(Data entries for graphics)

***

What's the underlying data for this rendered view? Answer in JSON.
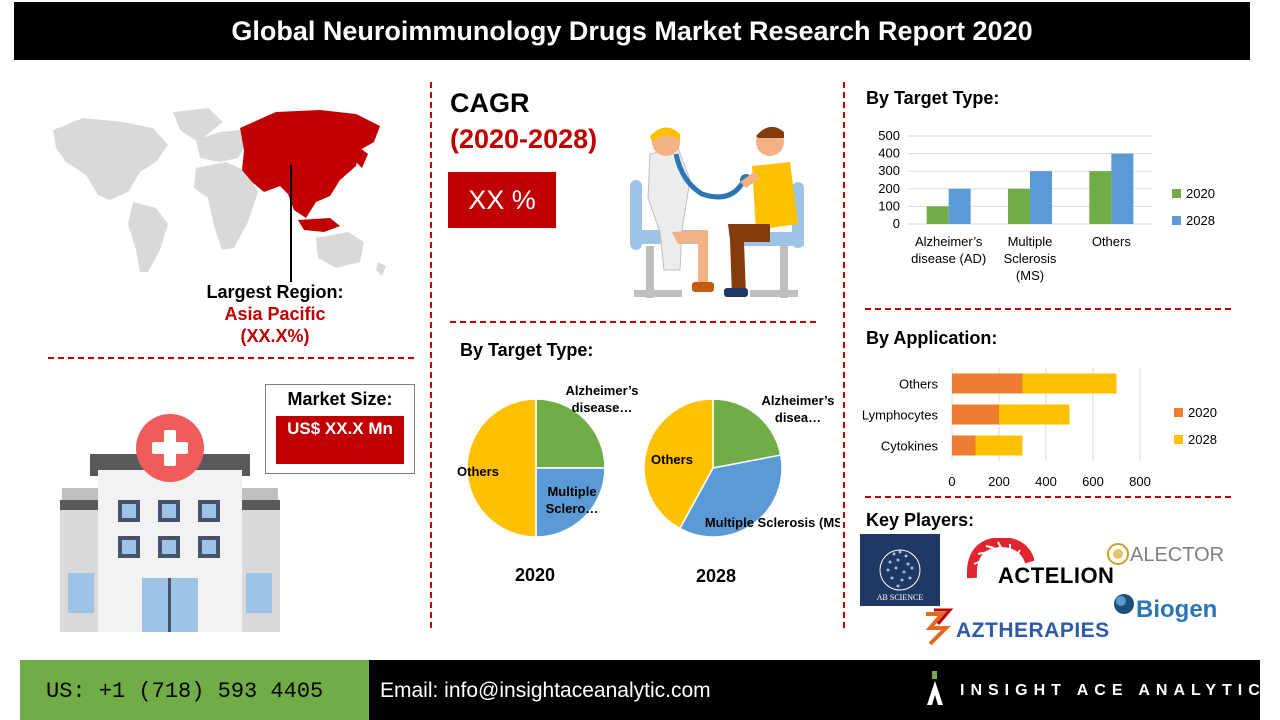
{
  "title": "Global Neuroimmunology Drugs Market Research Report 2020",
  "region": {
    "heading": "Largest Region:",
    "name": "Asia Pacific",
    "share": "(XX.X%)"
  },
  "cagr": {
    "label": "CAGR",
    "period": "(2020-2028)",
    "value": "XX %"
  },
  "market_size": {
    "heading": "Market Size:",
    "value": "US$ XX.X Mn"
  },
  "pie_section": {
    "heading": "By Target Type:",
    "year1": "2020",
    "year2": "2028"
  },
  "bar_section": {
    "heading": "By Target Type:"
  },
  "app_section": {
    "heading": "By Application:"
  },
  "players": {
    "heading": "Key Players:",
    "logos": [
      "AB SCIENCE",
      "ACTELION",
      "ALECTOR",
      "Biogen",
      "AZTHERAPIES"
    ]
  },
  "footer": {
    "phone": "US: +1 (718) 593 4405",
    "email": "Email: info@insightaceanalytic.com",
    "brand": "INSIGHT ACE ANALYTIC"
  },
  "colors": {
    "accent": "#c00000",
    "green": "#70ad47",
    "blue": "#5b9bd5",
    "orange": "#ed7d31",
    "yellow": "#ffc000"
  },
  "chart_data": [
    {
      "type": "pie",
      "year": "2020",
      "labels": [
        "Alzheimer’s disease…",
        "Multiple Sclero…",
        "Others"
      ],
      "values": [
        25,
        25,
        50
      ],
      "colors": [
        "#70ad47",
        "#5b9bd5",
        "#ffc000"
      ]
    },
    {
      "type": "pie",
      "year": "2028",
      "labels": [
        "Alzheimer’s disea…",
        "Multiple Sclerosis (MS)",
        "Others"
      ],
      "values": [
        22,
        36,
        42
      ],
      "colors": [
        "#70ad47",
        "#5b9bd5",
        "#ffc000"
      ]
    },
    {
      "type": "bar",
      "categories": [
        "Alzheimer’s disease (AD)",
        "Multiple Sclerosis (MS)",
        "Others"
      ],
      "series": [
        {
          "name": "2020",
          "values": [
            100,
            200,
            300
          ],
          "color": "#70ad47"
        },
        {
          "name": "2028",
          "values": [
            200,
            300,
            400
          ],
          "color": "#5b9bd5"
        }
      ],
      "ylim": [
        0,
        500
      ],
      "yticks": [
        0,
        100,
        200,
        300,
        400,
        500
      ],
      "grid": true,
      "legend": "right"
    },
    {
      "type": "bar",
      "orientation": "horizontal",
      "stacked": true,
      "categories": [
        "Others",
        "Lymphocytes",
        "Cytokines"
      ],
      "series": [
        {
          "name": "2020",
          "values": [
            300,
            200,
            100
          ],
          "color": "#ed7d31"
        },
        {
          "name": "2028",
          "values": [
            400,
            300,
            200
          ],
          "color": "#ffc000"
        }
      ],
      "xlim": [
        0,
        800
      ],
      "xticks": [
        0,
        200,
        400,
        600,
        800
      ],
      "grid": true,
      "legend": "right"
    }
  ]
}
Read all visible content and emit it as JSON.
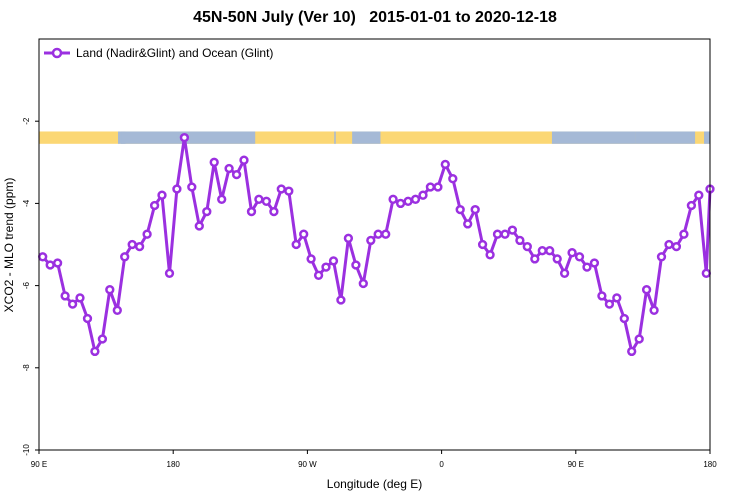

***

[Objective] Write out each entry exactly as given, but skip the pictures.

[Answer to this task]
What's the underlying data for this rendered view? Answer in JSON.
{
  "title": "Global Neuroimmunology Drugs Market Research Report 2020",
  "region": {
    "heading": "Largest Region:",
    "name": "Asia Pacific",
    "share": "(XX.X%)"
  },
  "cagr": {
    "label": "CAGR",
    "period": "(2020-2028)",
    "value": "XX %"
  },
  "market_size": {
    "heading": "Market Size:",
    "value": "US$ XX.X Mn"
  },
  "pie_section": {
    "heading": "By Target Type:",
    "year1": "2020",
    "year2": "2028"
  },
  "bar_section": {
    "heading": "By Target Type:"
  },
  "app_section": {
    "heading": "By Application:"
  },
  "players": {
    "heading": "Key Players:",
    "logos": [
      "AB SCIENCE",
      "ACTELION",
      "ALECTOR",
      "Biogen",
      "AZTHERAPIES"
    ]
  },
  "footer": {
    "phone": "US: +1 (718) 593 4405",
    "email": "Email: info@insightaceanalytic.com",
    "brand": "INSIGHT ACE ANALYTIC"
  },
  "colors": {
    "accent": "#c00000",
    "green": "#70ad47",
    "blue": "#5b9bd5",
    "orange": "#ed7d31",
    "yellow": "#ffc000"
  },
  "chart_data": [
    {
      "type": "pie",
      "year": "2020",
      "labels": [
        "Alzheimer’s disease…",
        "Multiple Sclero…",
        "Others"
      ],
      "values": [
        25,
        25,
        50
      ],
      "colors": [
        "#70ad47",
        "#5b9bd5",
        "#ffc000"
      ]
    },
    {
      "type": "pie",
      "year": "2028",
      "labels": [
        "Alzheimer’s disea…",
        "Multiple Sclerosis (MS)",
        "Others"
      ],
      "values": [
        22,
        36,
        42
      ],
      "colors": [
        "#70ad47",
        "#5b9bd5",
        "#ffc000"
      ]
    },
    {
      "type": "bar",
      "categories": [
        "Alzheimer’s disease (AD)",
        "Multiple Sclerosis (MS)",
        "Others"
      ],
      "series": [
        {
          "name": "2020",
          "values": [
            100,
            200,
            300
          ],
          "color": "#70ad47"
        },
        {
          "name": "2028",
          "values": [
            200,
            300,
            400
          ],
          "color": "#5b9bd5"
        }
      ],
      "ylim": [
        0,
        500
      ],
      "yticks": [
        0,
        100,
        200,
        300,
        400,
        500
      ],
      "grid": true,
      "legend": "right"
    },
    {
      "type": "bar",
      "orientation": "horizontal",
      "stacked": true,
      "categories": [
        "Others",
        "Lymphocytes",
        "Cytokines"
      ],
      "series": [
        {
          "name": "2020",
          "values": [
            300,
            200,
            100
          ],
          "color": "#ed7d31"
        },
        {
          "name": "2028",
          "values": [
            400,
            300,
            200
          ],
          "color": "#ffc000"
        }
      ],
      "xlim": [
        0,
        800
      ],
      "xticks": [
        0,
        200,
        400,
        600,
        800
      ],
      "grid": true,
      "legend": "right"
    }
  ]
}
Read all visible content and emit it as JSON.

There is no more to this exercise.